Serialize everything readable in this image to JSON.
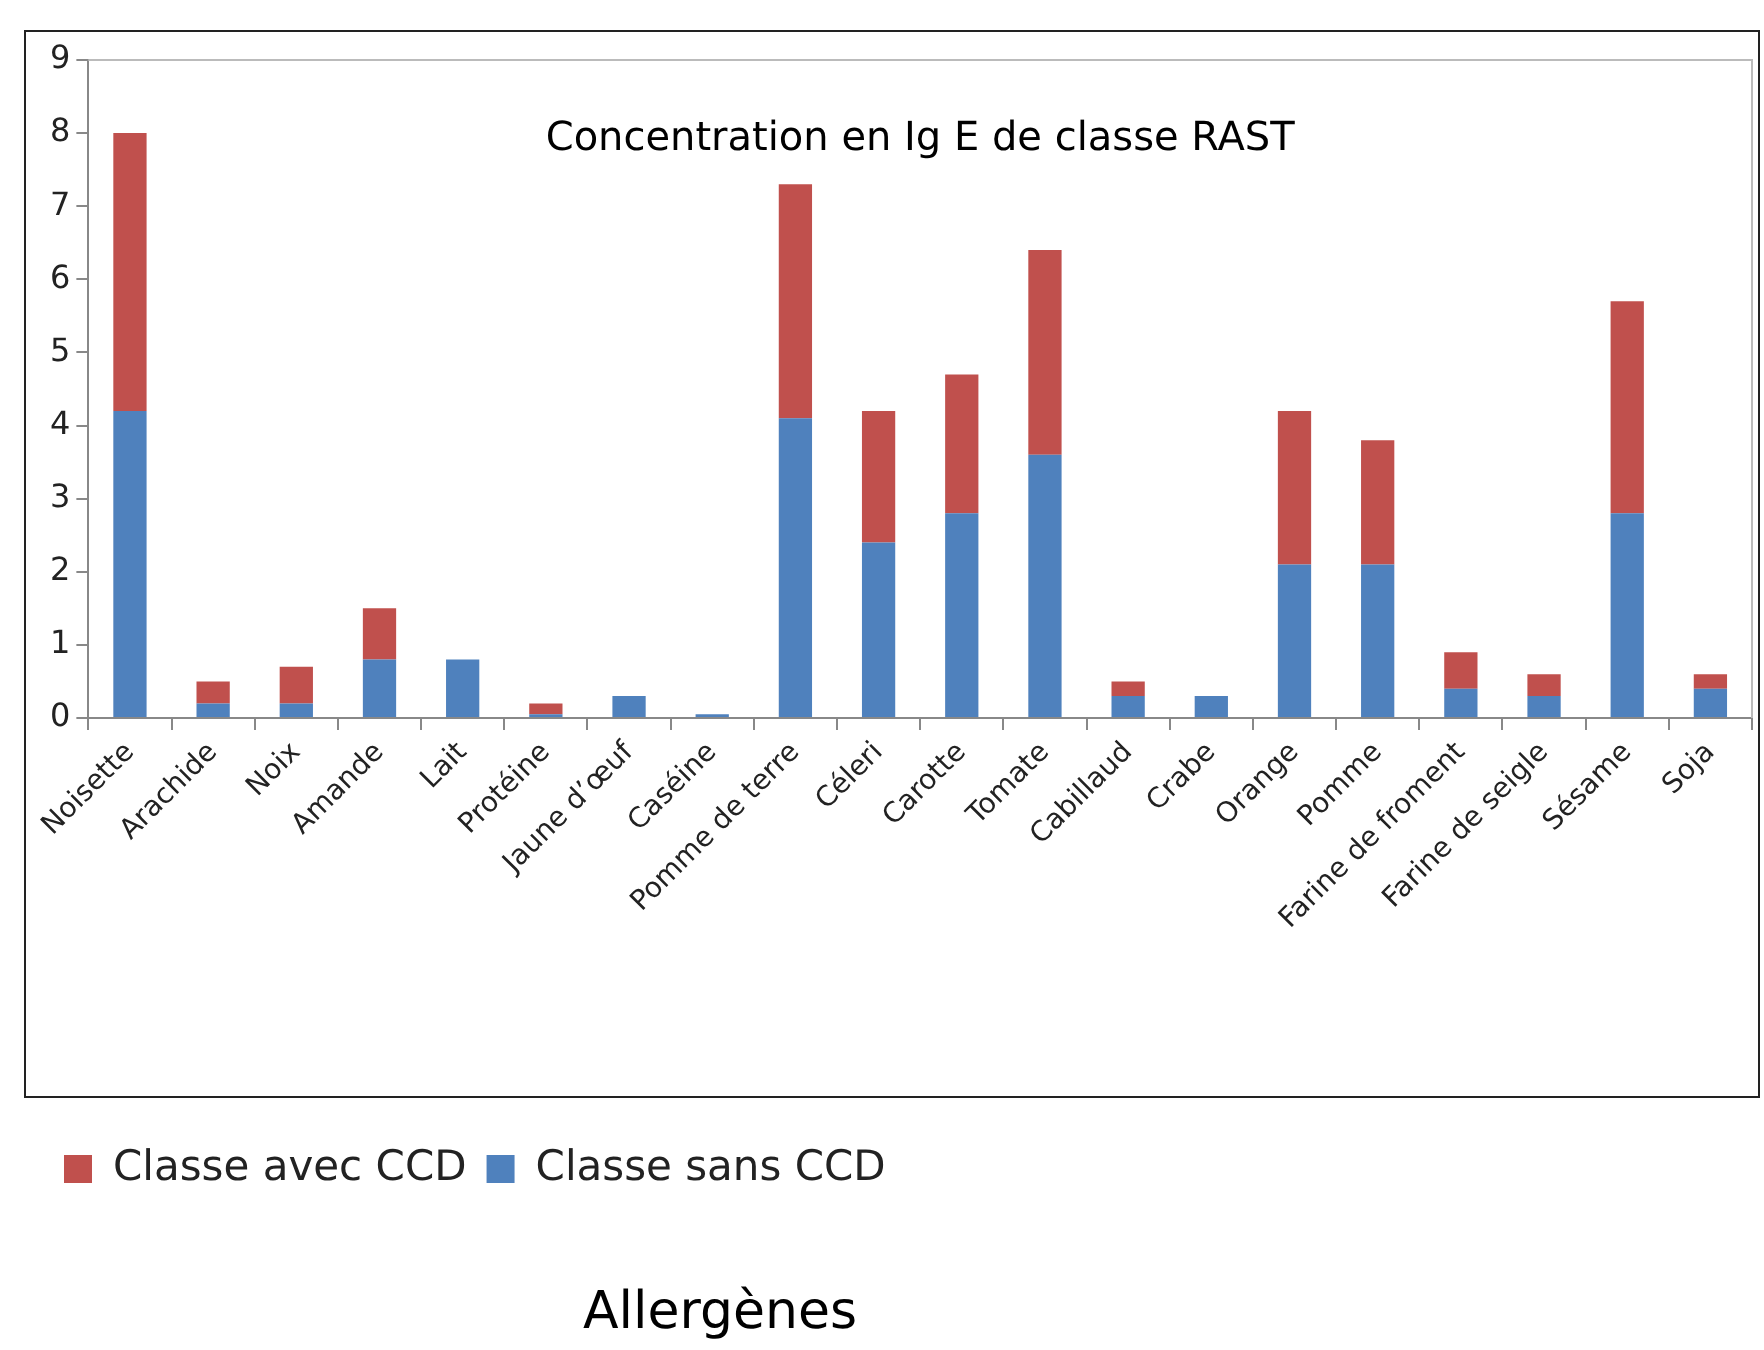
{
  "chart_data": {
    "type": "bar",
    "title": "Concentration en Ig E de classe RAST",
    "annotations": [
      "Allergènes"
    ],
    "categories": [
      "Noisette",
      "Arachide",
      "Noix",
      "Amande",
      "Lait",
      "Protéine",
      "Jaune d’œuf",
      "Caséine",
      "Pomme de terre",
      "Céleri",
      "Carotte",
      "Tomate",
      "Cabillaud",
      "Crabe",
      "Orange",
      "Pomme",
      "Farine de froment",
      "Farine de seigle",
      "Sésame",
      "Soja"
    ],
    "stacked": true,
    "ylim": [
      0,
      9
    ],
    "yticks": [
      0,
      1,
      2,
      3,
      4,
      5,
      6,
      7,
      8,
      9
    ],
    "legend": "bottom",
    "series": [
      {
        "name": "Classe sans CCD",
        "color": "#4f81bd",
        "values": [
          4.2,
          0.2,
          0.2,
          0.8,
          0.8,
          0.05,
          0.3,
          0.05,
          4.1,
          2.4,
          2.8,
          3.6,
          0.3,
          0.3,
          2.1,
          2.1,
          0.4,
          0.3,
          2.8,
          0.4
        ]
      },
      {
        "name": "Classe avec CCD",
        "color": "#c0504d",
        "values": [
          3.8,
          0.3,
          0.5,
          0.7,
          0,
          0.15,
          0,
          0,
          3.2,
          1.8,
          1.9,
          2.8,
          0.2,
          0,
          2.1,
          1.7,
          0.5,
          0.3,
          2.9,
          0.2
        ]
      }
    ]
  }
}
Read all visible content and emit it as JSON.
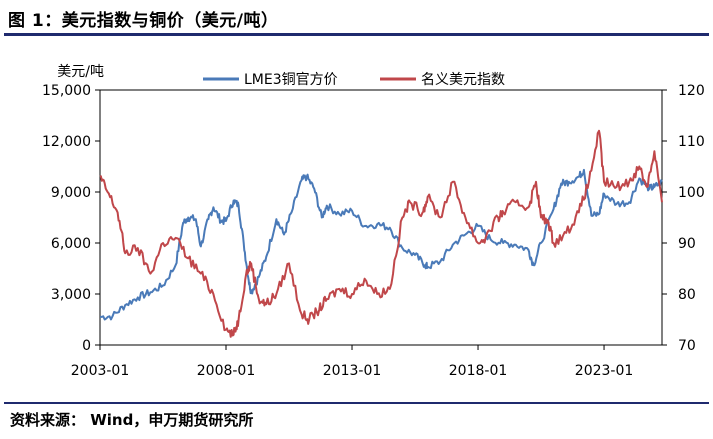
{
  "figure": {
    "title": "图 1：美元指数与铜价（美元/吨）",
    "source": "资料来源： Wind，申万期货研究所"
  },
  "chart_data": {
    "type": "line",
    "title": "美元指数与铜价（美元/吨）",
    "y_left_label": "美元/吨",
    "y_left_range": [
      0,
      15000
    ],
    "y_left_ticks": [
      "0",
      "3,000",
      "6,000",
      "9,000",
      "12,000",
      "15,000"
    ],
    "y_right_range": [
      70,
      120
    ],
    "y_right_ticks": [
      "70",
      "80",
      "90",
      "100",
      "110",
      "120"
    ],
    "x_range": [
      2003.0,
      2025.3
    ],
    "x_ticks": [
      {
        "value": 2003.0,
        "label": "2003-01"
      },
      {
        "value": 2008.0,
        "label": "2008-01"
      },
      {
        "value": 2013.0,
        "label": "2013-01"
      },
      {
        "value": 2018.0,
        "label": "2018-01"
      },
      {
        "value": 2023.0,
        "label": "2023-01"
      }
    ],
    "legend_position": "top-center",
    "series": [
      {
        "name": "LME3铜官方价",
        "axis": "left",
        "color": "#4a7ab8",
        "x": [
          2003.0,
          2003.5,
          2004.0,
          2004.5,
          2005.0,
          2005.5,
          2006.0,
          2006.3,
          2006.5,
          2006.8,
          2007.0,
          2007.3,
          2007.5,
          2007.8,
          2008.0,
          2008.3,
          2008.5,
          2008.7,
          2008.9,
          2009.0,
          2009.3,
          2009.6,
          2010.0,
          2010.3,
          2010.6,
          2011.0,
          2011.2,
          2011.5,
          2011.8,
          2012.0,
          2012.5,
          2013.0,
          2013.5,
          2014.0,
          2014.5,
          2015.0,
          2015.5,
          2015.9,
          2016.0,
          2016.5,
          2017.0,
          2017.5,
          2018.0,
          2018.5,
          2019.0,
          2019.5,
          2020.0,
          2020.2,
          2020.5,
          2021.0,
          2021.3,
          2021.6,
          2022.0,
          2022.2,
          2022.5,
          2022.8,
          2023.0,
          2023.5,
          2024.0,
          2024.4,
          2024.8,
          2025.0,
          2025.3
        ],
        "values": [
          1650,
          1700,
          2350,
          2800,
          3100,
          3500,
          4700,
          7200,
          7500,
          7400,
          5800,
          7400,
          8100,
          7300,
          7300,
          8500,
          8200,
          6000,
          3800,
          3100,
          4000,
          5200,
          7400,
          6500,
          7800,
          9700,
          9900,
          9200,
          7500,
          8200,
          7700,
          7900,
          7000,
          7100,
          6900,
          5700,
          5300,
          4700,
          4600,
          4900,
          5900,
          6500,
          7000,
          6200,
          6000,
          5900,
          5600,
          4700,
          6000,
          8000,
          9500,
          9600,
          9900,
          10300,
          7600,
          7700,
          8900,
          8300,
          8400,
          9800,
          9200,
          9300,
          9600
        ]
      },
      {
        "name": "名义美元指数",
        "axis": "right",
        "color": "#c0474a",
        "x": [
          2003.0,
          2003.3,
          2003.7,
          2004.0,
          2004.5,
          2005.0,
          2005.5,
          2006.0,
          2006.5,
          2007.0,
          2007.5,
          2008.0,
          2008.3,
          2008.5,
          2008.8,
          2009.0,
          2009.3,
          2009.6,
          2010.0,
          2010.5,
          2011.0,
          2011.3,
          2011.7,
          2012.0,
          2012.5,
          2013.0,
          2013.5,
          2014.0,
          2014.5,
          2015.0,
          2015.3,
          2015.8,
          2016.0,
          2016.5,
          2017.0,
          2017.5,
          2018.0,
          2018.3,
          2018.8,
          2019.0,
          2019.5,
          2020.0,
          2020.3,
          2020.5,
          2020.8,
          2021.0,
          2021.5,
          2022.0,
          2022.4,
          2022.8,
          2023.0,
          2023.5,
          2024.0,
          2024.4,
          2024.7,
          2025.0,
          2025.3
        ],
        "values": [
          103,
          100,
          96,
          88,
          89,
          84,
          90,
          91,
          87,
          84,
          80,
          73,
          72,
          75,
          84,
          86,
          79,
          78,
          80,
          86,
          76,
          75,
          77,
          79,
          81,
          80,
          83,
          80,
          81,
          95,
          98,
          96,
          99,
          95,
          102,
          95,
          90,
          91,
          95,
          96,
          98,
          97,
          102,
          95,
          94,
          90,
          92,
          96,
          102,
          112,
          102,
          101,
          102,
          105,
          101,
          108,
          98
        ]
      }
    ]
  }
}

*Given problem*
Write the records above out again exactly, with no pictures in your copy.

*Result below*
Serialize everything readable in this image to JSON.
{
  "chart_data": {
    "type": "bar",
    "title": "Concentration en Ig E de classe RAST",
    "annotations": [
      "Allergènes"
    ],
    "categories": [
      "Noisette",
      "Arachide",
      "Noix",
      "Amande",
      "Lait",
      "Protéine",
      "Jaune d’œuf",
      "Caséine",
      "Pomme de terre",
      "Céleri",
      "Carotte",
      "Tomate",
      "Cabillaud",
      "Crabe",
      "Orange",
      "Pomme",
      "Farine de froment",
      "Farine de seigle",
      "Sésame",
      "Soja"
    ],
    "stacked": true,
    "ylim": [
      0,
      9
    ],
    "yticks": [
      0,
      1,
      2,
      3,
      4,
      5,
      6,
      7,
      8,
      9
    ],
    "legend": "bottom",
    "series": [
      {
        "name": "Classe sans CCD",
        "color": "#4f81bd",
        "values": [
          4.2,
          0.2,
          0.2,
          0.8,
          0.8,
          0.05,
          0.3,
          0.05,
          4.1,
          2.4,
          2.8,
          3.6,
          0.3,
          0.3,
          2.1,
          2.1,
          0.4,
          0.3,
          2.8,
          0.4
        ]
      },
      {
        "name": "Classe avec CCD",
        "color": "#c0504d",
        "values": [
          3.8,
          0.3,
          0.5,
          0.7,
          0,
          0.15,
          0,
          0,
          3.2,
          1.8,
          1.9,
          2.8,
          0.2,
          0,
          2.1,
          1.7,
          0.5,
          0.3,
          2.9,
          0.2
        ]
      }
    ]
  }
}
Read all visible content and emit it as JSON.
{
  "figure": {
    "title": "图 1：美元指数与铜价（美元/吨）",
    "source": "资料来源： Wind，申万期货研究所"
  },
  "chart_data": {
    "type": "line",
    "title": "美元指数与铜价（美元/吨）",
    "y_left_label": "美元/吨",
    "y_left_range": [
      0,
      15000
    ],
    "y_left_ticks": [
      "0",
      "3,000",
      "6,000",
      "9,000",
      "12,000",
      "15,000"
    ],
    "y_right_range": [
      70,
      120
    ],
    "y_right_ticks": [
      "70",
      "80",
      "90",
      "100",
      "110",
      "120"
    ],
    "x_range": [
      2003.0,
      2025.3
    ],
    "x_ticks": [
      {
        "value": 2003.0,
        "label": "2003-01"
      },
      {
        "value": 2008.0,
        "label": "2008-01"
      },
      {
        "value": 2013.0,
        "label": "2013-01"
      },
      {
        "value": 2018.0,
        "label": "2018-01"
      },
      {
        "value": 2023.0,
        "label": "2023-01"
      }
    ],
    "legend_position": "top-center",
    "series": [
      {
        "name": "LME3铜官方价",
        "axis": "left",
        "color": "#4a7ab8",
        "x": [
          2003.0,
          2003.5,
          2004.0,
          2004.5,
          2005.0,
          2005.5,
          2006.0,
          2006.3,
          2006.5,
          2006.8,
          2007.0,
          2007.3,
          2007.5,
          2007.8,
          2008.0,
          2008.3,
          2008.5,
          2008.7,
          2008.9,
          2009.0,
          2009.3,
          2009.6,
          2010.0,
          2010.3,
          2010.6,
          2011.0,
          2011.2,
          2011.5,
          2011.8,
          2012.0,
          2012.5,
          2013.0,
          2013.5,
          2014.0,
          2014.5,
          2015.0,
          2015.5,
          2015.9,
          2016.0,
          2016.5,
          2017.0,
          2017.5,
          2018.0,
          2018.5,
          2019.0,
          2019.5,
          2020.0,
          2020.2,
          2020.5,
          2021.0,
          2021.3,
          2021.6,
          2022.0,
          2022.2,
          2022.5,
          2022.8,
          2023.0,
          2023.5,
          2024.0,
          2024.4,
          2024.8,
          2025.0,
          2025.3
        ],
        "values": [
          1650,
          1700,
          2350,
          2800,
          3100,
          3500,
          4700,
          7200,
          7500,
          7400,
          5800,
          7400,
          8100,
          7300,
          7300,
          8500,
          8200,
          6000,
          3800,
          3100,
          4000,
          5200,
          7400,
          6500,
          7800,
          9700,
          9900,
          9200,
          7500,
          8200,
          7700,
          7900,
          7000,
          7100,
          6900,
          5700,
          5300,
          4700,
          4600,
          4900,
          5900,
          6500,
          7000,
          6200,
          6000,
          5900,
          5600,
          4700,
          6000,
          8000,
          9500,
          9600,
          9900,
          10300,
          7600,
          7700,
          8900,
          8300,
          8400,
          9800,
          9200,
          9300,
          9600
        ]
      },
      {
        "name": "名义美元指数",
        "axis": "right",
        "color": "#c0474a",
        "x": [
          2003.0,
          2003.3,
          2003.7,
          2004.0,
          2004.5,
          2005.0,
          2005.5,
          2006.0,
          2006.5,
          2007.0,
          2007.5,
          2008.0,
          2008.3,
          2008.5,
          2008.8,
          2009.0,
          2009.3,
          2009.6,
          2010.0,
          2010.5,
          2011.0,
          2011.3,
          2011.7,
          2012.0,
          2012.5,
          2013.0,
          2013.5,
          2014.0,
          2014.5,
          2015.0,
          2015.3,
          2015.8,
          2016.0,
          2016.5,
          2017.0,
          2017.5,
          2018.0,
          2018.3,
          2018.8,
          2019.0,
          2019.5,
          2020.0,
          2020.3,
          2020.5,
          2020.8,
          2021.0,
          2021.5,
          2022.0,
          2022.4,
          2022.8,
          2023.0,
          2023.5,
          2024.0,
          2024.4,
          2024.7,
          2025.0,
          2025.3
        ],
        "values": [
          103,
          100,
          96,
          88,
          89,
          84,
          90,
          91,
          87,
          84,
          80,
          73,
          72,
          75,
          84,
          86,
          79,
          78,
          80,
          86,
          76,
          75,
          77,
          79,
          81,
          80,
          83,
          80,
          81,
          95,
          98,
          96,
          99,
          95,
          102,
          95,
          90,
          91,
          95,
          96,
          98,
          97,
          102,
          95,
          94,
          90,
          92,
          96,
          102,
          112,
          102,
          101,
          102,
          105,
          101,
          108,
          98
        ]
      }
    ]
  }
}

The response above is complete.